# Texte fourni
──────────────────────────────

Calais : rixes et violence d’État

07 Février 2018

Jeudi 1er et vendredi 2 février, des rixes ont éclaté à Calais entre des migrants afghans et africains, faisant vingt-deux blessés, dont cinq Érythréens de 16 à 18 ans. Quatre d’entre eux sont toujours dans un état critique.

Venu sur les lieux le vendredi, le ministre de l’Intérieur Gérard Collomb a fustigé en bloc les migrants qui se regroupent par communauté, les associations qui leur viennent en aide et les passeurs « organisés en chefs de bande ».

Que les premières bagarres aient été déclenchées par des passeurs, pour le contrôle des voies de passage, est avéré. Et cela d’autant plus que, en deux semaines, le nombre de migrants était passé de cinq cents à huit cents personnes. En effet les propos ambigus tenus par Macron lors de sa visite à Calais le 16 janvier, promettant que les dossiers de mineurs pourraient être réétudiés, avaient incité certains à tenter à nouveau leur chance pour gagner la Grande-Bretagne.

Il est évident aussi que la situation ne peut être qu’explosive, lorsque sont regroupées plusieurs centaines de personnes totalement démunies et qui vivent là dans des conditions indignes d’hygiène et de sécurité. Tout comme il est naturel que les migrants, perdus dans un pays dont presque tous ignorent la langue, se regroupent par communauté.

──────────────────────────────

# Données disponibles
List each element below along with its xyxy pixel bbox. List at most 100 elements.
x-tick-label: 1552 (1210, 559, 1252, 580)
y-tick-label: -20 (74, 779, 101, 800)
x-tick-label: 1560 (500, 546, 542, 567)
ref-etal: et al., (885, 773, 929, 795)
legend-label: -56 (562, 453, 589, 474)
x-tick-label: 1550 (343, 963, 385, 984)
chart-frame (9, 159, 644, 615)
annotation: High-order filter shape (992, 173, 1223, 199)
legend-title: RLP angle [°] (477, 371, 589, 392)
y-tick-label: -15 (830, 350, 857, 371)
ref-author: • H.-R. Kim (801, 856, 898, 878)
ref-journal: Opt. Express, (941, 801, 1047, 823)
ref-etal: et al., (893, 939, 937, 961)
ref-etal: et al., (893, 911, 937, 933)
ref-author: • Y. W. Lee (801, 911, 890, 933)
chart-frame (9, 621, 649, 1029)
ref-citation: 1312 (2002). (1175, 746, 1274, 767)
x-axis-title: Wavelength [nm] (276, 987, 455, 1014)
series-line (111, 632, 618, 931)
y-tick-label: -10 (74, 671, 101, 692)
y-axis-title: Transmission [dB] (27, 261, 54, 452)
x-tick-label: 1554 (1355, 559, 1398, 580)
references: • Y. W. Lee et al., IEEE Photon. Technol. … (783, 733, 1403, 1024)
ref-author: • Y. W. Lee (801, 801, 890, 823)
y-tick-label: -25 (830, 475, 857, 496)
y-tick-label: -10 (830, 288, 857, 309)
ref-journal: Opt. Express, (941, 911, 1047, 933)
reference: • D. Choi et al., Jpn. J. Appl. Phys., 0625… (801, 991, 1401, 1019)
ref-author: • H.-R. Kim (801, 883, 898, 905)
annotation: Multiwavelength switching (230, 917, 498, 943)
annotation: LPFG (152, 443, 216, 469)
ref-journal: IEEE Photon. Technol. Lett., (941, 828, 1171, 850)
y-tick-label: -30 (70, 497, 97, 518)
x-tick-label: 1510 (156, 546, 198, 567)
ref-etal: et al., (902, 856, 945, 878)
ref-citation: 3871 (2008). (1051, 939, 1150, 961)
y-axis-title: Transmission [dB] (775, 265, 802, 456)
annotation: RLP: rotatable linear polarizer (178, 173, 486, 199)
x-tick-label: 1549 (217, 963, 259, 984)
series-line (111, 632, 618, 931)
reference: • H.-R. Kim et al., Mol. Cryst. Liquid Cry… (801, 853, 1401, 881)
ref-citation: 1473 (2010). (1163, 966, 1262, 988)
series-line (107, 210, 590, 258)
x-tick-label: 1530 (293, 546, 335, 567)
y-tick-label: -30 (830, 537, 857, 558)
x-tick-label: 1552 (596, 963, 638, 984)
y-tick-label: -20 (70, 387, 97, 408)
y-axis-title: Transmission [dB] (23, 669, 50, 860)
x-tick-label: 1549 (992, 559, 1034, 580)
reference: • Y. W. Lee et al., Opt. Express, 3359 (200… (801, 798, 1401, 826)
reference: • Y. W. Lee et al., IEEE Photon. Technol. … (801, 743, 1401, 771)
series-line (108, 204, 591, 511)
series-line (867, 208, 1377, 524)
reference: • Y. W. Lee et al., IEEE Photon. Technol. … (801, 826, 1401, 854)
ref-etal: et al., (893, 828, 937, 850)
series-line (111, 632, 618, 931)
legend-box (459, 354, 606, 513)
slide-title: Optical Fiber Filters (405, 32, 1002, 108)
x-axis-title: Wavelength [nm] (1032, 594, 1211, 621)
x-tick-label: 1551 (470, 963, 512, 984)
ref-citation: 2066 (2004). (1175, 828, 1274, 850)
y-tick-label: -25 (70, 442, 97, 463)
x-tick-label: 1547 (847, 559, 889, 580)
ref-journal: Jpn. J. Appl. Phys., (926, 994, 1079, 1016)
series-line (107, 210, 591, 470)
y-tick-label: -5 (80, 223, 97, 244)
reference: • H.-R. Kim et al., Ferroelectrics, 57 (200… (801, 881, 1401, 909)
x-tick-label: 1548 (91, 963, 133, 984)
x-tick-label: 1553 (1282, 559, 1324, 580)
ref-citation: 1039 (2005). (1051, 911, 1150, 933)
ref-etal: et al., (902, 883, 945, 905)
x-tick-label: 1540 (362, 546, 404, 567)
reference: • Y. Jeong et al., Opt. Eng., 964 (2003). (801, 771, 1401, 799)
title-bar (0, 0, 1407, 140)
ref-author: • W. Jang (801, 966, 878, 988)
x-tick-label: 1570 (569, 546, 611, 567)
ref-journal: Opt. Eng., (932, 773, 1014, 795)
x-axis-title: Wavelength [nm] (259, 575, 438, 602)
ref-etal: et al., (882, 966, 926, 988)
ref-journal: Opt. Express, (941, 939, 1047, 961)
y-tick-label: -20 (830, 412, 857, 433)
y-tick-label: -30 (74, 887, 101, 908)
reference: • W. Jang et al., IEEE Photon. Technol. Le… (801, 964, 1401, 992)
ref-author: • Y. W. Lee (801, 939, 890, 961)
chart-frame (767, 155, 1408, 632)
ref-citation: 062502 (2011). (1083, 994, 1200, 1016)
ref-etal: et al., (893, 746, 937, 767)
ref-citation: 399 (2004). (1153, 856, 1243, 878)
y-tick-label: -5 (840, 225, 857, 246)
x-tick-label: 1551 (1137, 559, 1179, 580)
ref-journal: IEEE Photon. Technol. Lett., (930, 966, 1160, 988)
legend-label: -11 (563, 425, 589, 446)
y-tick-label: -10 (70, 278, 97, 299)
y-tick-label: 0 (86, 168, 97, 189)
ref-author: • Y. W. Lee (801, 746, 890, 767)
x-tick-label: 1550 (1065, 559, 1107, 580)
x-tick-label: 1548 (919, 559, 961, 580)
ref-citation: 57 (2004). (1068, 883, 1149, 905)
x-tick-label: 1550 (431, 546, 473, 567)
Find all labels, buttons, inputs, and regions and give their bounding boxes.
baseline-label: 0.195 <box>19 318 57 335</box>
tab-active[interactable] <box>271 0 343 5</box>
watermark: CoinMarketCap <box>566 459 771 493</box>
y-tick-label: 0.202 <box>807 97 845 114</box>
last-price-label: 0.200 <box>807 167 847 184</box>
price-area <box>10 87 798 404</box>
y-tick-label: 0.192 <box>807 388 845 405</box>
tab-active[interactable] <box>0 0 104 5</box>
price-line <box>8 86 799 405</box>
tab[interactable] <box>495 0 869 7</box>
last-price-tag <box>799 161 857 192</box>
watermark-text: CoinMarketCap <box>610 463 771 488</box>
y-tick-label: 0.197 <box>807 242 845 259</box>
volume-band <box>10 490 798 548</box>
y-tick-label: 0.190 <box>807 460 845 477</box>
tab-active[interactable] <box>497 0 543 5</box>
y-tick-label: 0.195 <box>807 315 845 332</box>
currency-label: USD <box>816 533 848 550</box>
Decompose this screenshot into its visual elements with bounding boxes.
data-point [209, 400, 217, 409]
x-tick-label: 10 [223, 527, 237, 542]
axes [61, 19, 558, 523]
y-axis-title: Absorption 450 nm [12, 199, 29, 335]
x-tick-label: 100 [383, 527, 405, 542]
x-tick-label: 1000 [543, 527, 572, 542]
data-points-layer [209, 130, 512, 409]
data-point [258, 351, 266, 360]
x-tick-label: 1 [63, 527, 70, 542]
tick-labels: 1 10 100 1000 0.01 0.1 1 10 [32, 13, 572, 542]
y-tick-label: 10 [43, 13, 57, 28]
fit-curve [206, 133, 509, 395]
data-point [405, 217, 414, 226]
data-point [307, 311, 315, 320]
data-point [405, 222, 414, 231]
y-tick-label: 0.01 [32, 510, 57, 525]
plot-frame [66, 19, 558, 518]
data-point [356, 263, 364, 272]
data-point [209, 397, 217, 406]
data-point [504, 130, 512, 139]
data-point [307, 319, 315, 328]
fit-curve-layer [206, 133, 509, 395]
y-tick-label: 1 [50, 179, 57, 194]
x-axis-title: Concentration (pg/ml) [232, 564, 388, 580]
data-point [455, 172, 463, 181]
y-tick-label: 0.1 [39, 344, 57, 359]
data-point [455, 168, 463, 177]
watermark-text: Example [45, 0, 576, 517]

──────────────────────────────

# Consigne 1
Dans l'article sur les rixes de Calais, relevez tous ceux que le ministre de l'Intérieur a fustigés en venant sur les lieux.
# Consigne 2
Donnez la suite de l'article sur les rixes de Calais, en reprenant après sa dernière phrase.

# Réponse attendue 1
- les migrants qui se regroupent par communauté
- les associations qui leur viennent en aide
- les passeurs « organisés en chefs de bande »

# Réponse attendue 2
Que propose le gouvernement pour mettre fin à cette situation inhumaine ? De ne plus venir à Calais, a répondu Collomb, comme si son message pouvait être entendu par les migrants en quête d’un passage vers la Grande-Bretagne ! Et concrètement, la violence n’est pas d’abord dans le camp des réfugiés. C’est quotidiennement que la police est chargée de les faire fuir en détruisant leurs abris et en dispersant les moindres regroupements, même pacifiques. Les associations qui leur viennent en aide font l’objet de calomnies, accusées de créer des « organisations sauvages » lors de la distribution des repas, voire même de fermer les yeux sur les conditions dans lesquelles les « migrants mangent et dorment », pour reprendre les propos de la maire de Calais Natacha Bouchart.

Telle qu’elle est, la situation est inextricable et ne peut être que source de nouvelles violences. La seule réponse à donner, pour éviter que les migrants se bousculent dans les ports desservant la Grande-Bretagne, serait de leur accorder la liberté de circulation et, pour ceux qui le désirent, de leur faciliter l’intégration ici, dans ce pays, en commençant par leur donner des permis de séjour et de travail.